### Data section ###
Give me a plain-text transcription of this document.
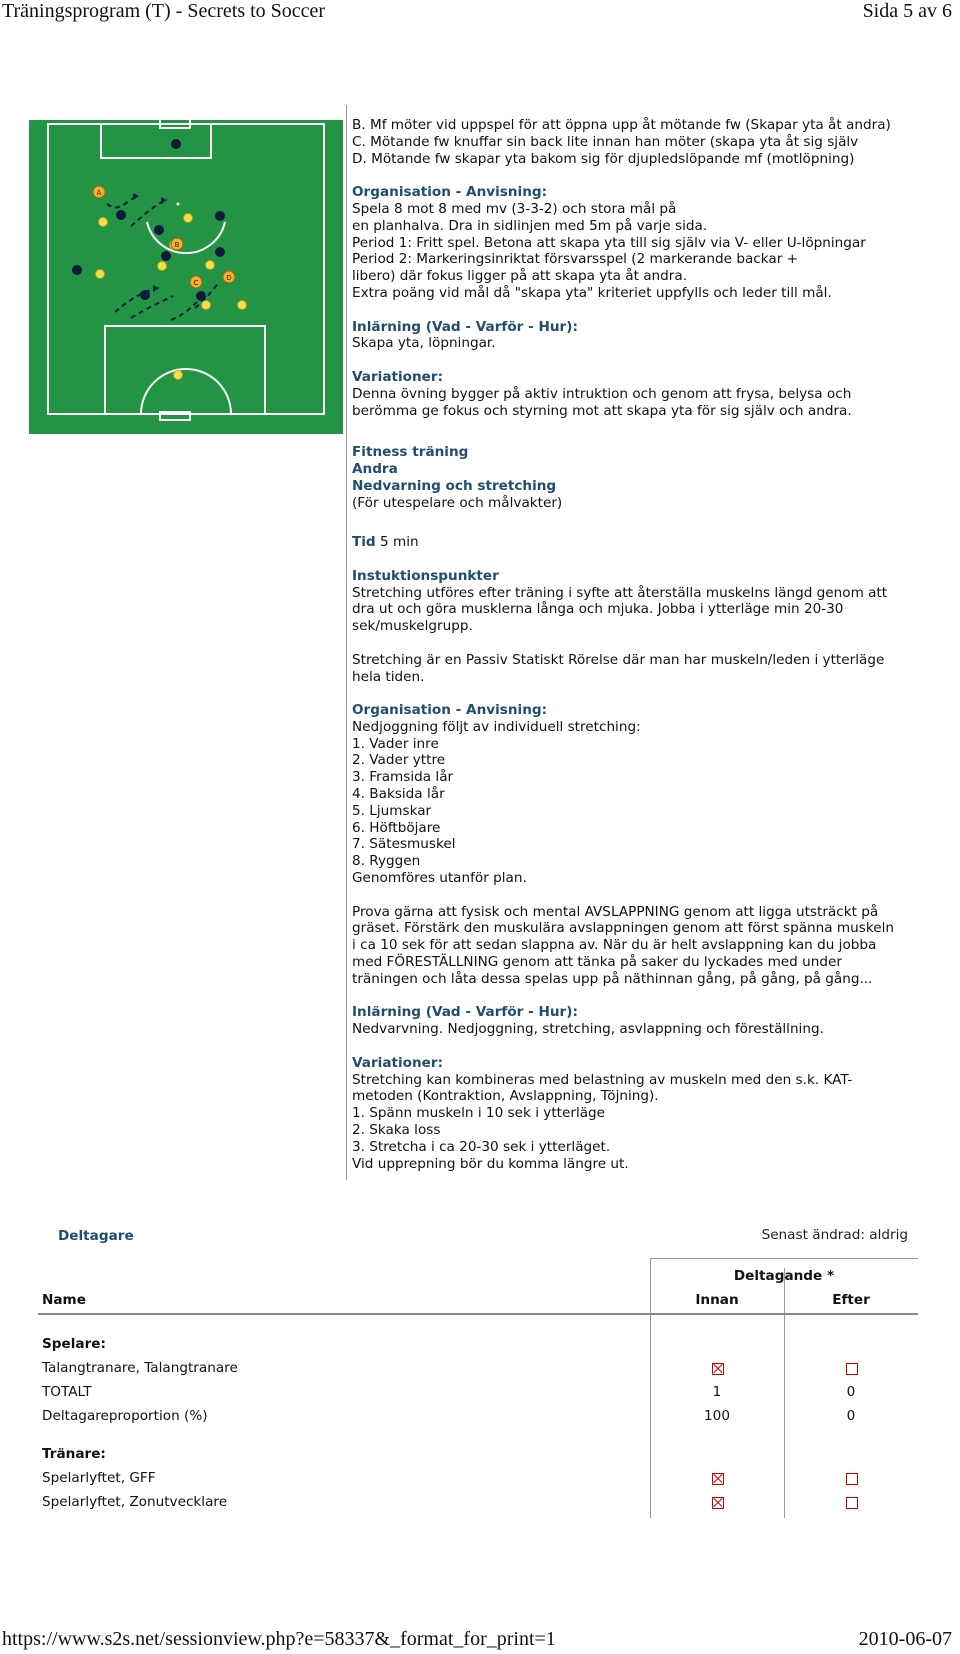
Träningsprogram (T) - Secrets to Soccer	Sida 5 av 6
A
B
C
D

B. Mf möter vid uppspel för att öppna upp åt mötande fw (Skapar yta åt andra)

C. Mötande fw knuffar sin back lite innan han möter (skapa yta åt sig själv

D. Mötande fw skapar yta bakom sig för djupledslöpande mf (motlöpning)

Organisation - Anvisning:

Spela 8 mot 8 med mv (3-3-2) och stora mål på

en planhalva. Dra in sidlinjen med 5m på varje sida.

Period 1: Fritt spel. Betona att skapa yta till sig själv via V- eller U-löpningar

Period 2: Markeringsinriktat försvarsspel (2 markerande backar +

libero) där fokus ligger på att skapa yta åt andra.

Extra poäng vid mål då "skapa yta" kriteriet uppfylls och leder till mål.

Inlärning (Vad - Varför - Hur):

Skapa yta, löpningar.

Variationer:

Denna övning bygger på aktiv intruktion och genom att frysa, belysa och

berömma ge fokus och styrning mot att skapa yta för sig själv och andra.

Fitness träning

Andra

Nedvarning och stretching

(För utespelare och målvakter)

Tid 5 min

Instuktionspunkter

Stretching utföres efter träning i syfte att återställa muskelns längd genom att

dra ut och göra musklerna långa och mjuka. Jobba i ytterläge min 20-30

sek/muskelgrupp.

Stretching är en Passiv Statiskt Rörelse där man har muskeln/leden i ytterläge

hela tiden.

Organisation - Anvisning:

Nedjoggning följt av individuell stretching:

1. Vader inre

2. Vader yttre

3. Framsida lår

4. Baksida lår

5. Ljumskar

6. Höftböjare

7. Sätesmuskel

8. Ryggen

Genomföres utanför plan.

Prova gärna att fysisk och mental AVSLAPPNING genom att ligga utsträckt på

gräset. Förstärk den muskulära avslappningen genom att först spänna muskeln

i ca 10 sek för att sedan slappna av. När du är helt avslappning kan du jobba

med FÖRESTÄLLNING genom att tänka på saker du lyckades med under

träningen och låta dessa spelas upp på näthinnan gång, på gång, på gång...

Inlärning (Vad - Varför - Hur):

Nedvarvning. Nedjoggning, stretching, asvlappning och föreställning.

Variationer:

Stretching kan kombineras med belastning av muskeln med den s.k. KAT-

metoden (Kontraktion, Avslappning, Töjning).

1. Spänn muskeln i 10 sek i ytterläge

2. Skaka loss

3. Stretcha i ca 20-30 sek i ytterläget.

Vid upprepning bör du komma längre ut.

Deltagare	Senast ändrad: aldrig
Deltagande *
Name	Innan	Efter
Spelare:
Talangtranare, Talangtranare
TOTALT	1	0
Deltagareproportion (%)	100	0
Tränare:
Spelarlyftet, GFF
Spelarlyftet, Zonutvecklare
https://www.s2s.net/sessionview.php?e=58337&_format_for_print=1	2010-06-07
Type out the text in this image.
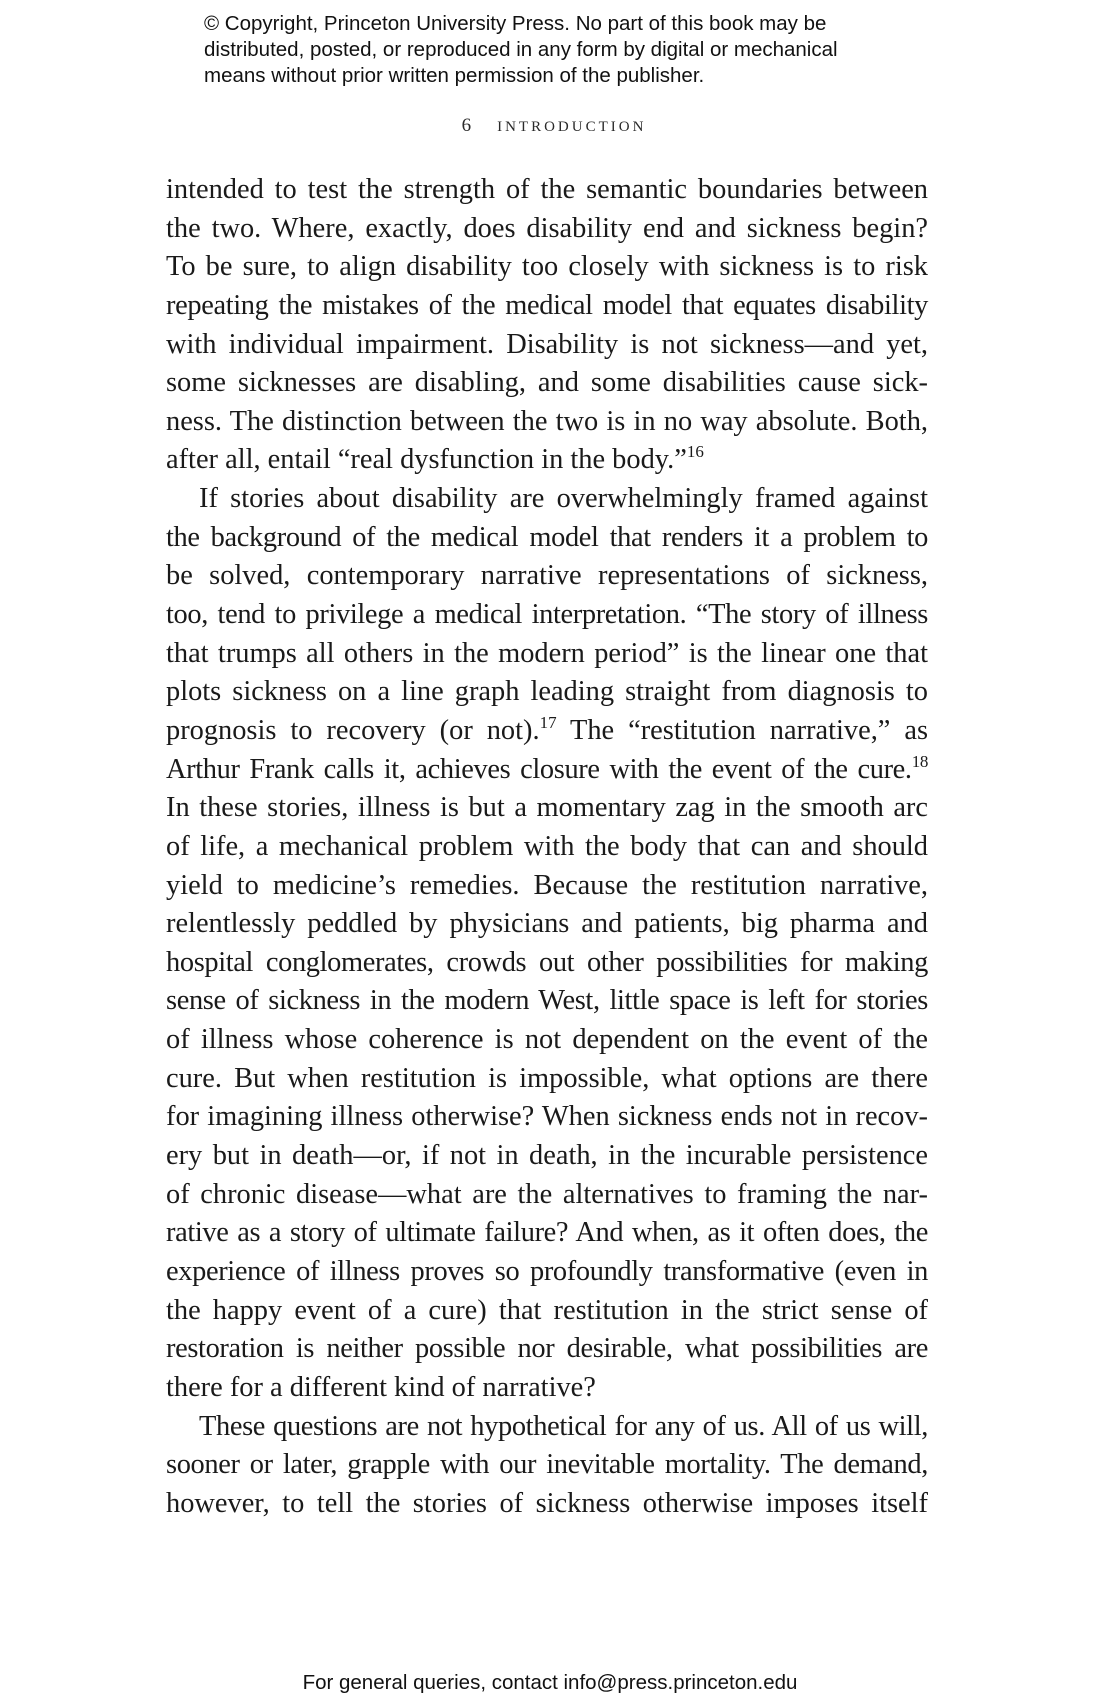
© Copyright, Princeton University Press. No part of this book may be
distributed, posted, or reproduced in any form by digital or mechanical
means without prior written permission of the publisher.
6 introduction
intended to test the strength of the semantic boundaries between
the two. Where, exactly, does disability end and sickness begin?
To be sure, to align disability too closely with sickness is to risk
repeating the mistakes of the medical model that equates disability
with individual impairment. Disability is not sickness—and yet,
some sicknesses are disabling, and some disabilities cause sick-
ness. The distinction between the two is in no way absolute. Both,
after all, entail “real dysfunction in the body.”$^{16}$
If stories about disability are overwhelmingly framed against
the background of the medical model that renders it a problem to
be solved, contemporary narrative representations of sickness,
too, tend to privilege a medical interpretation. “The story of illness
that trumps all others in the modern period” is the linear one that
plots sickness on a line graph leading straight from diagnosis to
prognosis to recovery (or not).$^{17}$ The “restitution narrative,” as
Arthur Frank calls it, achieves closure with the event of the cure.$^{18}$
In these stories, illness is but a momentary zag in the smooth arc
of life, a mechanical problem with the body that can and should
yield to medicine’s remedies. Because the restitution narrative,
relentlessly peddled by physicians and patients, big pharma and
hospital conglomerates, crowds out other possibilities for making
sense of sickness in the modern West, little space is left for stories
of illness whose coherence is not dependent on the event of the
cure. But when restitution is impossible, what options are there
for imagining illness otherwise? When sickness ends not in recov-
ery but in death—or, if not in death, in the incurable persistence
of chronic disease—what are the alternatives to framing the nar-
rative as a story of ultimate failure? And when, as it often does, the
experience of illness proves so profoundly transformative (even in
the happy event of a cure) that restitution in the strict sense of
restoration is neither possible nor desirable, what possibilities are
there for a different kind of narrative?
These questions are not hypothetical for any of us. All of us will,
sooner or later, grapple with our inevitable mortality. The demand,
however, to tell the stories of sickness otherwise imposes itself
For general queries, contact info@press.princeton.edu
###
#### [Work request]
Copy out the full material exactly. Pictures should not appear in it.

#### [Exercise response]
Give me a plain-text transcription of this document.
Träningsprogram (T) - Secrets to Soccer	Sida 5 av 6
A
B
C
D

B. Mf möter vid uppspel för att öppna upp åt mötande fw (Skapar yta åt andra)

C. Mötande fw knuffar sin back lite innan han möter (skapa yta åt sig själv

D. Mötande fw skapar yta bakom sig för djupledslöpande mf (motlöpning)

Organisation - Anvisning:

Spela 8 mot 8 med mv (3-3-2) och stora mål på

en planhalva. Dra in sidlinjen med 5m på varje sida.

Period 1: Fritt spel. Betona att skapa yta till sig själv via V- eller U-löpningar

Period 2: Markeringsinriktat försvarsspel (2 markerande backar +

libero) där fokus ligger på att skapa yta åt andra.

Extra poäng vid mål då "skapa yta" kriteriet uppfylls och leder till mål.

Inlärning (Vad - Varför - Hur):

Skapa yta, löpningar.

Variationer:

Denna övning bygger på aktiv intruktion och genom att frysa, belysa och

berömma ge fokus och styrning mot att skapa yta för sig själv och andra.

Fitness träning

Andra

Nedvarning och stretching

(För utespelare och målvakter)

Tid 5 min

Instuktionspunkter

Stretching utföres efter träning i syfte att återställa muskelns längd genom att

dra ut och göra musklerna långa och mjuka. Jobba i ytterläge min 20-30

sek/muskelgrupp.

Stretching är en Passiv Statiskt Rörelse där man har muskeln/leden i ytterläge

hela tiden.

Organisation - Anvisning:

Nedjoggning följt av individuell stretching:

1. Vader inre

2. Vader yttre

3. Framsida lår

4. Baksida lår

5. Ljumskar

6. Höftböjare

7. Sätesmuskel

8. Ryggen

Genomföres utanför plan.

Prova gärna att fysisk och mental AVSLAPPNING genom att ligga utsträckt på

gräset. Förstärk den muskulära avslappningen genom att först spänna muskeln

i ca 10 sek för att sedan slappna av. När du är helt avslappning kan du jobba

med FÖRESTÄLLNING genom att tänka på saker du lyckades med under

träningen och låta dessa spelas upp på näthinnan gång, på gång, på gång...

Inlärning (Vad - Varför - Hur):

Nedvarvning. Nedjoggning, stretching, asvlappning och föreställning.

Variationer:

Stretching kan kombineras med belastning av muskeln med den s.k. KAT-

metoden (Kontraktion, Avslappning, Töjning).

1. Spänn muskeln i 10 sek i ytterläge

2. Skaka loss

3. Stretcha i ca 20-30 sek i ytterläget.

Vid upprepning bör du komma längre ut.

Deltagare	Senast ändrad: aldrig
Deltagande *
Name	Innan	Efter
Spelare:
Talangtranare, Talangtranare
TOTALT	1	0
Deltagareproportion (%)	100	0
Tränare:
Spelarlyftet, GFF
Spelarlyftet, Zonutvecklare
https://www.s2s.net/sessionview.php?e=58337&_format_for_print=1	2010-06-07
Type out the text in this image.
© Copyright, Princeton University Press. No part of this book may be
distributed, posted, or reproduced in any form by digital or mechanical
means without prior written permission of the publisher.
6 introduction
intended to test the strength of the semantic boundaries between
the two. Where, exactly, does disability end and sickness begin?
To be sure, to align disability too closely with sickness is to risk
repeating the mistakes of the medical model that equates disability
with individual impairment. Disability is not sickness—and yet,
some sicknesses are disabling, and some disabilities cause sick-
ness. The distinction between the two is in no way absolute. Both,
after all, entail “real dysfunction in the body.”$^{16}$
If stories about disability are overwhelmingly framed against
the background of the medical model that renders it a problem to
be solved, contemporary narrative representations of sickness,
too, tend to privilege a medical interpretation. “The story of illness
that trumps all others in the modern period” is the linear one that
plots sickness on a line graph leading straight from diagnosis to
prognosis to recovery (or not).$^{17}$ The “restitution narrative,” as
Arthur Frank calls it, achieves closure with the event of the cure.$^{18}$
In these stories, illness is but a momentary zag in the smooth arc
of life, a mechanical problem with the body that can and should
yield to medicine’s remedies. Because the restitution narrative,
relentlessly peddled by physicians and patients, big pharma and
hospital conglomerates, crowds out other possibilities for making
sense of sickness in the modern West, little space is left for stories
of illness whose coherence is not dependent on the event of the
cure. But when restitution is impossible, what options are there
for imagining illness otherwise? When sickness ends not in recov-
ery but in death—or, if not in death, in the incurable persistence
of chronic disease—what are the alternatives to framing the nar-
rative as a story of ultimate failure? And when, as it often does, the
experience of illness proves so profoundly transformative (even in
the happy event of a cure) that restitution in the strict sense of
restoration is neither possible nor desirable, what possibilities are
there for a different kind of narrative?
These questions are not hypothetical for any of us. All of us will,
sooner or later, grapple with our inevitable mortality. The demand,
however, to tell the stories of sickness otherwise imposes itself
For general queries, contact info@press.princeton.edu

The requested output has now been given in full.